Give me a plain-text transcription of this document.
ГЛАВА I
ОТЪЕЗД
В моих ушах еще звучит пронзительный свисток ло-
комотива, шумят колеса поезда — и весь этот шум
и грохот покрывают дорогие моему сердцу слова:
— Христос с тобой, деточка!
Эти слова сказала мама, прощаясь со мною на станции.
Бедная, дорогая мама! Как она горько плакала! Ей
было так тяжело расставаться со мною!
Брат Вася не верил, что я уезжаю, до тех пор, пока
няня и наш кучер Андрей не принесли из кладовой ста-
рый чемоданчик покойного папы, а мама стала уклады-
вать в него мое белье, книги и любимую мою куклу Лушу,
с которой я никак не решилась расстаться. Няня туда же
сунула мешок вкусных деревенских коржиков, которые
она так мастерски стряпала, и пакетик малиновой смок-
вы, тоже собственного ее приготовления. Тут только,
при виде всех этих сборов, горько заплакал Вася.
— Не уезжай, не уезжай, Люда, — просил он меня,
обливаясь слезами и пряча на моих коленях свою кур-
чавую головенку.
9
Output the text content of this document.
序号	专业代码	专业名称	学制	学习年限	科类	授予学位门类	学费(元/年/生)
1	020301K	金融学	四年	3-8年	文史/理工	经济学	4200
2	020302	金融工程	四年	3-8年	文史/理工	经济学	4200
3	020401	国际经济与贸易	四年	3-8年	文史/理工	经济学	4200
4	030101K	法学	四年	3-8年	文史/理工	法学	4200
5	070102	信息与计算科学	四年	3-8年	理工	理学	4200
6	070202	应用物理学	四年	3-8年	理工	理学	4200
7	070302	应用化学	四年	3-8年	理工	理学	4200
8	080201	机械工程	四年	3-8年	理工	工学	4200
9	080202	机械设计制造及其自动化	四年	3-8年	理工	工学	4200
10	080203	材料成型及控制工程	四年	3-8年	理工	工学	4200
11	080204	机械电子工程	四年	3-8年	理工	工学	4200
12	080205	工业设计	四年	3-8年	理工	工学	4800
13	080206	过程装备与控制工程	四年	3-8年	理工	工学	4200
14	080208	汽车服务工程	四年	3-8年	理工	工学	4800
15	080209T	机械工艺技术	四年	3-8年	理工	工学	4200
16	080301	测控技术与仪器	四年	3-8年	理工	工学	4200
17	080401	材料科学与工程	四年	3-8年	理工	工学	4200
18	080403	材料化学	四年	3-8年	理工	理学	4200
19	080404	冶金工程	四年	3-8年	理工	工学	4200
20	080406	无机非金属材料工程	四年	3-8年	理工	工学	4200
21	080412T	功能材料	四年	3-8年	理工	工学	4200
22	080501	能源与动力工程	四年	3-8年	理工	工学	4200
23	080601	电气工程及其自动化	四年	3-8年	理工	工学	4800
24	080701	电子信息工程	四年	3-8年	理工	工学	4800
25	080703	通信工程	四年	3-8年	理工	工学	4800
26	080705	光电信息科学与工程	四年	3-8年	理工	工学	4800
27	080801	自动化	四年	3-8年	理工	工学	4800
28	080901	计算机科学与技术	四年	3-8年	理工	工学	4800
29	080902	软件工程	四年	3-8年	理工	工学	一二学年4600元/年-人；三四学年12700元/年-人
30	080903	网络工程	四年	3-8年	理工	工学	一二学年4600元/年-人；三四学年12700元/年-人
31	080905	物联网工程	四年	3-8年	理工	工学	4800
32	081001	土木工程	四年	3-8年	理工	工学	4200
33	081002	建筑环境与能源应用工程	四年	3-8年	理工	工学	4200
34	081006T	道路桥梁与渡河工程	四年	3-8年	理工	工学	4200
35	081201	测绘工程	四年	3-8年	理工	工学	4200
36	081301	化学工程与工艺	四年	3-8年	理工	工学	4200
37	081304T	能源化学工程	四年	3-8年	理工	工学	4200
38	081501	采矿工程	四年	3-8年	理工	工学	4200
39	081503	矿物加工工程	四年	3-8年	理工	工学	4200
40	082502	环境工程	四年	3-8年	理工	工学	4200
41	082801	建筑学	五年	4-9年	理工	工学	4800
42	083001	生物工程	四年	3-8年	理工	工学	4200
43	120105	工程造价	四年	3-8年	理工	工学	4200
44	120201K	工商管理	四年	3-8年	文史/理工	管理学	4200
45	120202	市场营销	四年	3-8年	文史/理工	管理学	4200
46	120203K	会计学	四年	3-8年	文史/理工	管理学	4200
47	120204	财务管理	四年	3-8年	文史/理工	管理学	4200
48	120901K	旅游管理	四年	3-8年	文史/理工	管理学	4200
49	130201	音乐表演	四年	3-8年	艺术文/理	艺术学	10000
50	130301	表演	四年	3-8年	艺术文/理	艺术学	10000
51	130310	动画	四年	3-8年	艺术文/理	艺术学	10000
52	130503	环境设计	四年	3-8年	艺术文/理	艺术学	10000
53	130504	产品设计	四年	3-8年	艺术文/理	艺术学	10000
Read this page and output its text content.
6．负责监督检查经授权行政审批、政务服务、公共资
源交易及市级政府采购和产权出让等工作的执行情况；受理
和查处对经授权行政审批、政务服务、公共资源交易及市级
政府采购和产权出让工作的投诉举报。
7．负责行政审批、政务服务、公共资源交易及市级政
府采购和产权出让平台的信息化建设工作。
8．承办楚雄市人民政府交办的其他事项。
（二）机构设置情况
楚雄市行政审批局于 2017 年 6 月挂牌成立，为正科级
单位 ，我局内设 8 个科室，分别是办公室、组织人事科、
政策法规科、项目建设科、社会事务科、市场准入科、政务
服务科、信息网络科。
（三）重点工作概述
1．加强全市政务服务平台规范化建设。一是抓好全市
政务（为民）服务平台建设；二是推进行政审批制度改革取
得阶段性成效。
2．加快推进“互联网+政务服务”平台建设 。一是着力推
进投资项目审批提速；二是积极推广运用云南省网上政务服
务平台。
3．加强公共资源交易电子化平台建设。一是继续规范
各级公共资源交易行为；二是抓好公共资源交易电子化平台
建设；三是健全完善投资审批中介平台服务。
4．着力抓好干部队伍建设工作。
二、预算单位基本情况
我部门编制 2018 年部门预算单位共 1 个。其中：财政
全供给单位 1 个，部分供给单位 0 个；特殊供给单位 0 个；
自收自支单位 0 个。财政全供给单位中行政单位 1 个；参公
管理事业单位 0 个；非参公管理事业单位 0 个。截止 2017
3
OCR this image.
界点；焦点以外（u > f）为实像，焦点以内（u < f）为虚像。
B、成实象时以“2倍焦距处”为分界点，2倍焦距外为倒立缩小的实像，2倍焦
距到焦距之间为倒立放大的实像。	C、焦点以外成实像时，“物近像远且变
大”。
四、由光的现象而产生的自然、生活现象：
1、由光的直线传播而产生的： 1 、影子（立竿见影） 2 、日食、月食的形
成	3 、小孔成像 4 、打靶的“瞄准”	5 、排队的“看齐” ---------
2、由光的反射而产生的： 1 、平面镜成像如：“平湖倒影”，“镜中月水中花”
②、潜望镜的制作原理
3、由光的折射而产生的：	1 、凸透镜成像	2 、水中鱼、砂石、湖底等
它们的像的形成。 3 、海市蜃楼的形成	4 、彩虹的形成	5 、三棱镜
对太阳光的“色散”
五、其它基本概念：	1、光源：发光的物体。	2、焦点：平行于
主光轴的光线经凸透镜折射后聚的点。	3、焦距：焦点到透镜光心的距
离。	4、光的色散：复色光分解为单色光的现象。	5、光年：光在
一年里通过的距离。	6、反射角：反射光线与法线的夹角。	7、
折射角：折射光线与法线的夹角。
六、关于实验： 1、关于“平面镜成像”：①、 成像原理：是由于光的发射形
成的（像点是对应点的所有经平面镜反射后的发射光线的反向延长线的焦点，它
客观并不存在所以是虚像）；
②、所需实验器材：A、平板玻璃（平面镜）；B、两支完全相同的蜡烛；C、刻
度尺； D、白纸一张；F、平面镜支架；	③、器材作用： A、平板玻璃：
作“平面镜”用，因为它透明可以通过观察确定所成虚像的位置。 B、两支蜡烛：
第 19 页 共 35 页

**INSTRUCTION:** Copy each line of the records above that carries the word "мною".

**RESULT OF THIS TASK:**
Эти слова сказала мама, прощаясь со мною на станции.
было так тяжело расставаться со мною!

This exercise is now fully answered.